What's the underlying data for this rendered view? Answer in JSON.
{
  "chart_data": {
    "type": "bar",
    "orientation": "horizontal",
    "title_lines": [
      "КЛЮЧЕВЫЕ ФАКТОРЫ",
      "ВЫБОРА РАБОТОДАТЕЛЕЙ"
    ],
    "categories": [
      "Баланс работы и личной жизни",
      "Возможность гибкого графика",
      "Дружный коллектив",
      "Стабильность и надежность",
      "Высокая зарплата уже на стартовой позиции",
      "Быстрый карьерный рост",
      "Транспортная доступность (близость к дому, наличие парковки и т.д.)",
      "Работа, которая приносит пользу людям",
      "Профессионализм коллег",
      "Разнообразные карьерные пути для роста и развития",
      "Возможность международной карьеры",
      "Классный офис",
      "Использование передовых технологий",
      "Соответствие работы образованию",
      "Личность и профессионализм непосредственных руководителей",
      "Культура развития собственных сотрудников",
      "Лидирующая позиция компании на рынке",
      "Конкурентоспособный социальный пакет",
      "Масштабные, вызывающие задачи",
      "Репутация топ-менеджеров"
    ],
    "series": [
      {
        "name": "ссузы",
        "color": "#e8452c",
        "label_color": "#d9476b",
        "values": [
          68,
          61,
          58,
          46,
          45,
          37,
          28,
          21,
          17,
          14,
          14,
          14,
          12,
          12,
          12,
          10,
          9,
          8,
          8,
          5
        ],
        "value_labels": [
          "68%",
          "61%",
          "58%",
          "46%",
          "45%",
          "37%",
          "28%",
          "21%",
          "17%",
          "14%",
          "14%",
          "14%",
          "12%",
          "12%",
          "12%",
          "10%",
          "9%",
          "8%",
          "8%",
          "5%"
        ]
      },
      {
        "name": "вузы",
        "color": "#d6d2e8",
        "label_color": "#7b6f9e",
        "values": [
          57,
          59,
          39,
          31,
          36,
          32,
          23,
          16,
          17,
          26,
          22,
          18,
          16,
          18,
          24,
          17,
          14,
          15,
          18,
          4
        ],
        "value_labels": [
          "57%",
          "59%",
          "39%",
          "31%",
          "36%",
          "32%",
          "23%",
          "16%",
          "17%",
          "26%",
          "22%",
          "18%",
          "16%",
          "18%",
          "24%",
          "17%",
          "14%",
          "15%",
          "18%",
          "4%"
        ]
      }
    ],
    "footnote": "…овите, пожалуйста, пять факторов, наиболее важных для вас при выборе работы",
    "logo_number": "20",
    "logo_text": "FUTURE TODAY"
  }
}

____________

◆ Objective:
Retype the data in full and match it exactly.

◆ Result for this exercise:
What's the underlying data for this rendered view? Answer in JSON.
{
  "chart_data": {
    "type": "bar",
    "orientation": "horizontal",
    "title_lines": [
      "КЛЮЧЕВЫЕ ФАКТОРЫ",
      "ВЫБОРА РАБОТОДАТЕЛЕЙ"
    ],
    "categories": [
      "Баланс работы и личной жизни",
      "Возможность гибкого графика",
      "Дружный коллектив",
      "Стабильность и надежность",
      "Высокая зарплата уже на стартовой позиции",
      "Быстрый карьерный рост",
      "Транспортная доступность (близость к дому, наличие парковки и т.д.)",
      "Работа, которая приносит пользу людям",
      "Профессионализм коллег",
      "Разнообразные карьерные пути для роста и развития",
      "Возможность международной карьеры",
      "Классный офис",
      "Использование передовых технологий",
      "Соответствие работы образованию",
      "Личность и профессионализм непосредственных руководителей",
      "Культура развития собственных сотрудников",
      "Лидирующая позиция компании на рынке",
      "Конкурентоспособный социальный пакет",
      "Масштабные, вызывающие задачи",
      "Репутация топ-менеджеров"
    ],
    "series": [
      {
        "name": "ссузы",
        "color": "#e8452c",
        "label_color": "#d9476b",
        "values": [
          68,
          61,
          58,
          46,
          45,
          37,
          28,
          21,
          17,
          14,
          14,
          14,
          12,
          12,
          12,
          10,
          9,
          8,
          8,
          5
        ],
        "value_labels": [
          "68%",
          "61%",
          "58%",
          "46%",
          "45%",
          "37%",
          "28%",
          "21%",
          "17%",
          "14%",
          "14%",
          "14%",
          "12%",
          "12%",
          "12%",
          "10%",
          "9%",
          "8%",
          "8%",
          "5%"
        ]
      },
      {
        "name": "вузы",
        "color": "#d6d2e8",
        "label_color": "#7b6f9e",
        "values": [
          57,
          59,
          39,
          31,
          36,
          32,
          23,
          16,
          17,
          26,
          22,
          18,
          16,
          18,
          24,
          17,
          14,
          15,
          18,
          4
        ],
        "value_labels": [
          "57%",
          "59%",
          "39%",
          "31%",
          "36%",
          "32%",
          "23%",
          "16%",
          "17%",
          "26%",
          "22%",
          "18%",
          "16%",
          "18%",
          "24%",
          "17%",
          "14%",
          "15%",
          "18%",
          "4%"
        ]
      }
    ],
    "footnote": "…овите, пожалуйста, пять факторов, наиболее важных для вас при выборе работы",
    "logo_number": "20",
    "logo_text": "FUTURE TODAY"
  }
}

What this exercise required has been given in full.